▸ **练习题目**: 从记录的第一行起，到含有“arrow: [424, 432, 580, 497]”的那一行止（两端都包括），将其中的“label-part”重命名为“label-segment”，其余内容不作改动，重新写出这些行。

▸ **版面元素标注**:
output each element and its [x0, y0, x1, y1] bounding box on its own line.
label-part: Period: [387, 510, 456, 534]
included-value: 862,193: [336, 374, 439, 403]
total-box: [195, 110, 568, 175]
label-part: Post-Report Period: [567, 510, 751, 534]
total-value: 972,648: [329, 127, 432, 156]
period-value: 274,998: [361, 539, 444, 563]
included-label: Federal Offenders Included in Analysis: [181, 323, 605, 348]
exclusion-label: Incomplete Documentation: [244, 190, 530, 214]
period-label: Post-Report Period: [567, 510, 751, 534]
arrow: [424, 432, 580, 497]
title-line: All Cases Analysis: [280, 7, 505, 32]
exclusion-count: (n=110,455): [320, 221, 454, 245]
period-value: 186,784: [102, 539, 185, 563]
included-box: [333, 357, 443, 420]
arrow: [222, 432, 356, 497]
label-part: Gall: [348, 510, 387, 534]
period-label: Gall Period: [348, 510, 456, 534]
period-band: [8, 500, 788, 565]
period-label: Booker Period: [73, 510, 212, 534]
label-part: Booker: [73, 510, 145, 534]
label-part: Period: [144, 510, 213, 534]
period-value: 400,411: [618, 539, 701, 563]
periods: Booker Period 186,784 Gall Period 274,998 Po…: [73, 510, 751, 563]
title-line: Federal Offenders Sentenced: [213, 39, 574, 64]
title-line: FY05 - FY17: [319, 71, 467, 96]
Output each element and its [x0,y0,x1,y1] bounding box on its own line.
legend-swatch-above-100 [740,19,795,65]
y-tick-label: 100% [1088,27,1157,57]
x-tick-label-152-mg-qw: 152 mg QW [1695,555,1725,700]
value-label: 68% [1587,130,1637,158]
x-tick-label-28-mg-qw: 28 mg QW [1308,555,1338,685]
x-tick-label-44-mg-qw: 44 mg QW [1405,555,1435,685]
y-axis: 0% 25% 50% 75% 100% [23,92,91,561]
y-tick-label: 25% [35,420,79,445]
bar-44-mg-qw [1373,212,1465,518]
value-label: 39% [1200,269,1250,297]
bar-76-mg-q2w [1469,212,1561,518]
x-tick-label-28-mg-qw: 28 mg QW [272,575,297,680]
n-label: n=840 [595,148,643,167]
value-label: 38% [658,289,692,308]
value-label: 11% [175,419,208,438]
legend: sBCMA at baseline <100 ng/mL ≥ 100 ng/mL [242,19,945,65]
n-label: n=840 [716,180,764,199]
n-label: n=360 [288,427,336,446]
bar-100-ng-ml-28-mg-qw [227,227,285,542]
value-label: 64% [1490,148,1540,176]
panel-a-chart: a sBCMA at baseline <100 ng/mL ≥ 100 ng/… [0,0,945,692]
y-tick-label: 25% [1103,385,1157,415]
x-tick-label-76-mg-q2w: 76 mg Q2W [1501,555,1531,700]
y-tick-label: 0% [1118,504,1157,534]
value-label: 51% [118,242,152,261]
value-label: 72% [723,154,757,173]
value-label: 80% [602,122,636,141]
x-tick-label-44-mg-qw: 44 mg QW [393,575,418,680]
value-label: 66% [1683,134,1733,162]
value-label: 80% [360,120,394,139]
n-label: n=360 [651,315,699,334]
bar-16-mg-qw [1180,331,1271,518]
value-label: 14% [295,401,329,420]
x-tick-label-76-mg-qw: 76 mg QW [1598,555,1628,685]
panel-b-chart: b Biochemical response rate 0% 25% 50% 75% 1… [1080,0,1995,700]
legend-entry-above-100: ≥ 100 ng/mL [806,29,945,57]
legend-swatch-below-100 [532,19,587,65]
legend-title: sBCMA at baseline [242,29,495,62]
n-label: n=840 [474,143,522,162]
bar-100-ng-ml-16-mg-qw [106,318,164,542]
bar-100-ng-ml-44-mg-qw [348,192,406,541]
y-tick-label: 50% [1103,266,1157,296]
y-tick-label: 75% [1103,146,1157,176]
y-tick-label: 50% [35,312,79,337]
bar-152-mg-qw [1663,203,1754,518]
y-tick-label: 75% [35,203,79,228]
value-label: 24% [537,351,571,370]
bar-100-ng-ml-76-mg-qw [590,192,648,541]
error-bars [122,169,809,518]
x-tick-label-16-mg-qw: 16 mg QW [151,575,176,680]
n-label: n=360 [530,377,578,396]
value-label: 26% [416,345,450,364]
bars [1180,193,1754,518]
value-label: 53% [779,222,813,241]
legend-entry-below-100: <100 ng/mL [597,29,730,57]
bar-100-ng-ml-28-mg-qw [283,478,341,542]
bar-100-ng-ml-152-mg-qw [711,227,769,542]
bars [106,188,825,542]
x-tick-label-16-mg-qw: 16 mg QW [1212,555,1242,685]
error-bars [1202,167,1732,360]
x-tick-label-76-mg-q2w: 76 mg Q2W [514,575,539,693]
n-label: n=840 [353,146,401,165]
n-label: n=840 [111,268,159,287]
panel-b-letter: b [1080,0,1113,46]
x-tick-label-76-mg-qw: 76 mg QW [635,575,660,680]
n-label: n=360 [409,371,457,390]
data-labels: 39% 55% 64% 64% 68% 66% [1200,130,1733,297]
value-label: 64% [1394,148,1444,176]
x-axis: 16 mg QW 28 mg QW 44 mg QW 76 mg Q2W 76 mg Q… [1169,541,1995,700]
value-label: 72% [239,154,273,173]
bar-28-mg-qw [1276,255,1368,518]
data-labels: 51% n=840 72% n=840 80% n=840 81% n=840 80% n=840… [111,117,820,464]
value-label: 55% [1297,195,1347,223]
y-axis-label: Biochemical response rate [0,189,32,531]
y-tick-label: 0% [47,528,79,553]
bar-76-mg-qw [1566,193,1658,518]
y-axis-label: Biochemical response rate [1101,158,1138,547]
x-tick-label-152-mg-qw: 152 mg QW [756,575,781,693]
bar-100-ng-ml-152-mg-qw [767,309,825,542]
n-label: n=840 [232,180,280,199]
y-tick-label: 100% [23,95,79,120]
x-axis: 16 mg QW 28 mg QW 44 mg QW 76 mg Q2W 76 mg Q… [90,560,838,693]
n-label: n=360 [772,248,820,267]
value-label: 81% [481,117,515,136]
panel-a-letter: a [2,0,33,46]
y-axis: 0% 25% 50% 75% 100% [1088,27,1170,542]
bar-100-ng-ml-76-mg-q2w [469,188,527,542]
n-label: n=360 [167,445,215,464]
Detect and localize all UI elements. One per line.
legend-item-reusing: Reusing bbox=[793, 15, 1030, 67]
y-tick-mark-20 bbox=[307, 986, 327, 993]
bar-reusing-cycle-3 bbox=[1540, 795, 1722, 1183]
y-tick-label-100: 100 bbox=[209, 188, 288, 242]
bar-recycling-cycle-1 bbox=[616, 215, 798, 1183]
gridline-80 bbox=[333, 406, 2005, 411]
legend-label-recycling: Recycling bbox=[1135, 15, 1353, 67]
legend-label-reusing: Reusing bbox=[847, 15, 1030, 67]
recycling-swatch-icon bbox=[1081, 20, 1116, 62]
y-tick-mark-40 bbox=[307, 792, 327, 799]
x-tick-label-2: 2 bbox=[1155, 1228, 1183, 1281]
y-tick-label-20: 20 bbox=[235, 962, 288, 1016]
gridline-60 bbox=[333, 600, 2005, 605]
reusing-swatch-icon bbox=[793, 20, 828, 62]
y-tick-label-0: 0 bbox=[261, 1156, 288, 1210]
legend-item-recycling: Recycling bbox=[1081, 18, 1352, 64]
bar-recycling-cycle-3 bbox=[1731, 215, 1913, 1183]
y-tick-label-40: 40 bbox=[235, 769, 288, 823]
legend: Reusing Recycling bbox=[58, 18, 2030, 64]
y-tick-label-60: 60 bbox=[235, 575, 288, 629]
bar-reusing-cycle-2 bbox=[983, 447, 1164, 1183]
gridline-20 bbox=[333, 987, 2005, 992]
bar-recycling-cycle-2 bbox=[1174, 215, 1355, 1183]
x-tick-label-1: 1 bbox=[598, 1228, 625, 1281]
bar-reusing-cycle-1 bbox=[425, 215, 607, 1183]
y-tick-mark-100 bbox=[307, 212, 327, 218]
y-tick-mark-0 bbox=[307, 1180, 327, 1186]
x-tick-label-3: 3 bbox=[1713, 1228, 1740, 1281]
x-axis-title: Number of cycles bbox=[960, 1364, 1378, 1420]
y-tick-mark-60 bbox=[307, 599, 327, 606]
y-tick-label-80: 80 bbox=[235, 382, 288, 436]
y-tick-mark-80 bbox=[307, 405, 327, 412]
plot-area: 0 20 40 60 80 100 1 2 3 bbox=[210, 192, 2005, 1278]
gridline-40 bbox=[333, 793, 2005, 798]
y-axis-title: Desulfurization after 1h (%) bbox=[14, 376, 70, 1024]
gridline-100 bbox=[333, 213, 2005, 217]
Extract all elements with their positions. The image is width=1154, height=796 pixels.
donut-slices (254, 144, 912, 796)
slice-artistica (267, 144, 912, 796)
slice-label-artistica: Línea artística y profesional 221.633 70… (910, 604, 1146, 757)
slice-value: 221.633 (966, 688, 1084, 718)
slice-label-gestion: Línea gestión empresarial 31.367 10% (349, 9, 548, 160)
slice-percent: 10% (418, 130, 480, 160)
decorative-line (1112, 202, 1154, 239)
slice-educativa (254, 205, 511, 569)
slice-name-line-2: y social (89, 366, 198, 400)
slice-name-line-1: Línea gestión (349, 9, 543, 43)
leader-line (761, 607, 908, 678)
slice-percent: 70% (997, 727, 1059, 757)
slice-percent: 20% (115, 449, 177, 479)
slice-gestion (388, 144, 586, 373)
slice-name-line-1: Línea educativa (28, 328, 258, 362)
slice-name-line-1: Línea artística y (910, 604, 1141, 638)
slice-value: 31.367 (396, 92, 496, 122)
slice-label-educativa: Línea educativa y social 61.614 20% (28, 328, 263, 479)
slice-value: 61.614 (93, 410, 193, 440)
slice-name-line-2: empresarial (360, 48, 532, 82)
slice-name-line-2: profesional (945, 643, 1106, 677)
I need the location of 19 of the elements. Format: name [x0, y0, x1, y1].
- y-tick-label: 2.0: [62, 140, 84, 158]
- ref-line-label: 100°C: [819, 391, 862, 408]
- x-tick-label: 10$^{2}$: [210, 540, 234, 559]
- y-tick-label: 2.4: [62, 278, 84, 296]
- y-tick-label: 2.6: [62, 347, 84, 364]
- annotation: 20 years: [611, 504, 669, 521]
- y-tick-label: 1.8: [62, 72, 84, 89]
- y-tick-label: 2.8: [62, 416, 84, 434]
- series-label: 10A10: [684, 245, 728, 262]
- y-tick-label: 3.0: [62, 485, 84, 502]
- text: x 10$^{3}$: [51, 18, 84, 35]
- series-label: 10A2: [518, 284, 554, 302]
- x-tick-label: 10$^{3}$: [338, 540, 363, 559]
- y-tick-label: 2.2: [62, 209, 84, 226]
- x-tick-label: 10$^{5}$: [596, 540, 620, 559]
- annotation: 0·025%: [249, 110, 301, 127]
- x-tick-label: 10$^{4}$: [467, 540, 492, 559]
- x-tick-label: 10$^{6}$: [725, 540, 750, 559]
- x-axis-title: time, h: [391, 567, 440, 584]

▸ **完整解答**:
output each element and its [x0, y0, x1, y1] bounding box on its own line.
label-segment: Period: [387, 510, 456, 534]
included-value: 862,193: [336, 374, 439, 403]
total-box: [195, 110, 568, 175]
label-segment: Post-Report Period: [567, 510, 751, 534]
total-value: 972,648: [329, 127, 432, 156]
period-value: 274,998: [361, 539, 444, 563]
included-label: Federal Offenders Included in Analysis: [181, 323, 605, 348]
exclusion-label: Incomplete Documentation: [244, 190, 530, 214]
period-label: Post-Report Period: [567, 510, 751, 534]
arrow: [424, 432, 580, 497]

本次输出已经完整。